## Raw records:
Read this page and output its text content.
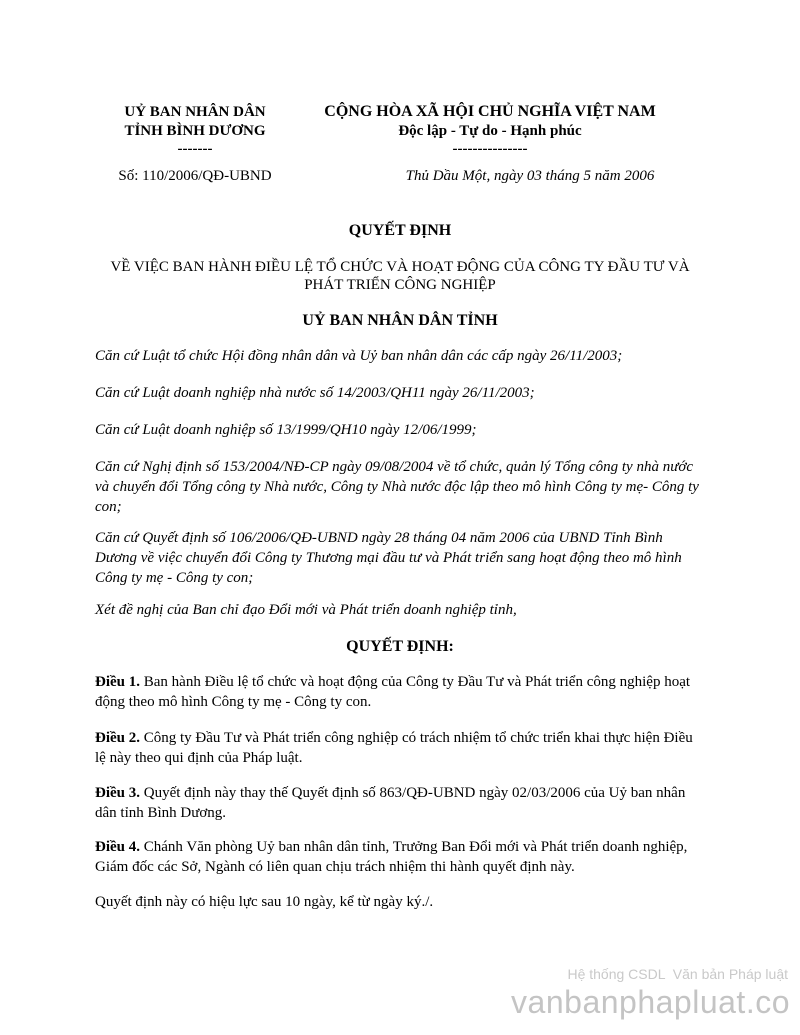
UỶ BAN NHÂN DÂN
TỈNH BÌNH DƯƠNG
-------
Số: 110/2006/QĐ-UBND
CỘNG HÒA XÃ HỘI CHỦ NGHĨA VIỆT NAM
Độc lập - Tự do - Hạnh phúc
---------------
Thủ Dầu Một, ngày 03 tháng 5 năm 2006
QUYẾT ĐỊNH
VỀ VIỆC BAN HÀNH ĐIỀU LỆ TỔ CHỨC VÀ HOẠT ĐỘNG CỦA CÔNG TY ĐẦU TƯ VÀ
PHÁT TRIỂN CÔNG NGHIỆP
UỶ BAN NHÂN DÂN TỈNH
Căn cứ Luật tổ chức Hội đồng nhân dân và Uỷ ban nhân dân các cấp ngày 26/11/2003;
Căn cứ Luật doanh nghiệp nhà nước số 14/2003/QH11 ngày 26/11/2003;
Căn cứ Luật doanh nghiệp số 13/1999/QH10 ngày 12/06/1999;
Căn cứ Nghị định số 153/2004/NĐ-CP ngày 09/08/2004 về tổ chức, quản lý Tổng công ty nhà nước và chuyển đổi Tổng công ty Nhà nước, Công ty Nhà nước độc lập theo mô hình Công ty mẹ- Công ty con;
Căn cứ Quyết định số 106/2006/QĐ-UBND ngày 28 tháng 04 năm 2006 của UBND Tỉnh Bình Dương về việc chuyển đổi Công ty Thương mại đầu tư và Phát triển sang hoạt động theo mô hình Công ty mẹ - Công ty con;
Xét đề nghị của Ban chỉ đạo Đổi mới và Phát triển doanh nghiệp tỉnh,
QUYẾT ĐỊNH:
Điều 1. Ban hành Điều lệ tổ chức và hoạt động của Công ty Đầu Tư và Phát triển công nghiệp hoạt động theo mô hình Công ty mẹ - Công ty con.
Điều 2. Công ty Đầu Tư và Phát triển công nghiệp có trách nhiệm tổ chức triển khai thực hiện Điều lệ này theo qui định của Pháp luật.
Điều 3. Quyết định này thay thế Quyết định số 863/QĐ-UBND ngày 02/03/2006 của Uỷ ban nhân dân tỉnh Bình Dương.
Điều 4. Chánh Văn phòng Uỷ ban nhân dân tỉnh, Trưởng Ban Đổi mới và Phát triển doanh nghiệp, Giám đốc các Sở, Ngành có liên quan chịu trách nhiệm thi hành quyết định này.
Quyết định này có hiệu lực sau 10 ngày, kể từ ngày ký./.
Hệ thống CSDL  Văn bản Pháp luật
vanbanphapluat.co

## Directive:
Reproduce the whole listing exactly, but not the images in it.

## The result:
Read this page and output its text content.
UỶ BAN NHÂN DÂN
TỈNH BÌNH DƯƠNG
-------
Số: 110/2006/QĐ-UBND
CỘNG HÒA XÃ HỘI CHỦ NGHĨA VIỆT NAM
Độc lập - Tự do - Hạnh phúc
---------------
Thủ Dầu Một, ngày 03 tháng 5 năm 2006
QUYẾT ĐỊNH
VỀ VIỆC BAN HÀNH ĐIỀU LỆ TỔ CHỨC VÀ HOẠT ĐỘNG CỦA CÔNG TY ĐẦU TƯ VÀ
PHÁT TRIỂN CÔNG NGHIỆP
UỶ BAN NHÂN DÂN TỈNH
Căn cứ Luật tổ chức Hội đồng nhân dân và Uỷ ban nhân dân các cấp ngày 26/11/2003;
Căn cứ Luật doanh nghiệp nhà nước số 14/2003/QH11 ngày 26/11/2003;
Căn cứ Luật doanh nghiệp số 13/1999/QH10 ngày 12/06/1999;
Căn cứ Nghị định số 153/2004/NĐ-CP ngày 09/08/2004 về tổ chức, quản lý Tổng công ty nhà nước và chuyển đổi Tổng công ty Nhà nước, Công ty Nhà nước độc lập theo mô hình Công ty mẹ- Công ty con;
Căn cứ Quyết định số 106/2006/QĐ-UBND ngày 28 tháng 04 năm 2006 của UBND Tỉnh Bình Dương về việc chuyển đổi Công ty Thương mại đầu tư và Phát triển sang hoạt động theo mô hình Công ty mẹ - Công ty con;
Xét đề nghị của Ban chỉ đạo Đổi mới và Phát triển doanh nghiệp tỉnh,
QUYẾT ĐỊNH:
Điều 1. Ban hành Điều lệ tổ chức và hoạt động của Công ty Đầu Tư và Phát triển công nghiệp hoạt động theo mô hình Công ty mẹ - Công ty con.
Điều 2. Công ty Đầu Tư và Phát triển công nghiệp có trách nhiệm tổ chức triển khai thực hiện Điều lệ này theo qui định của Pháp luật.
Điều 3. Quyết định này thay thế Quyết định số 863/QĐ-UBND ngày 02/03/2006 của Uỷ ban nhân dân tỉnh Bình Dương.
Điều 4. Chánh Văn phòng Uỷ ban nhân dân tỉnh, Trưởng Ban Đổi mới và Phát triển doanh nghiệp, Giám đốc các Sở, Ngành có liên quan chịu trách nhiệm thi hành quyết định này.
Quyết định này có hiệu lực sau 10 ngày, kể từ ngày ký./.
Hệ thống CSDL  Văn bản Pháp luật
vanbanphapluat.co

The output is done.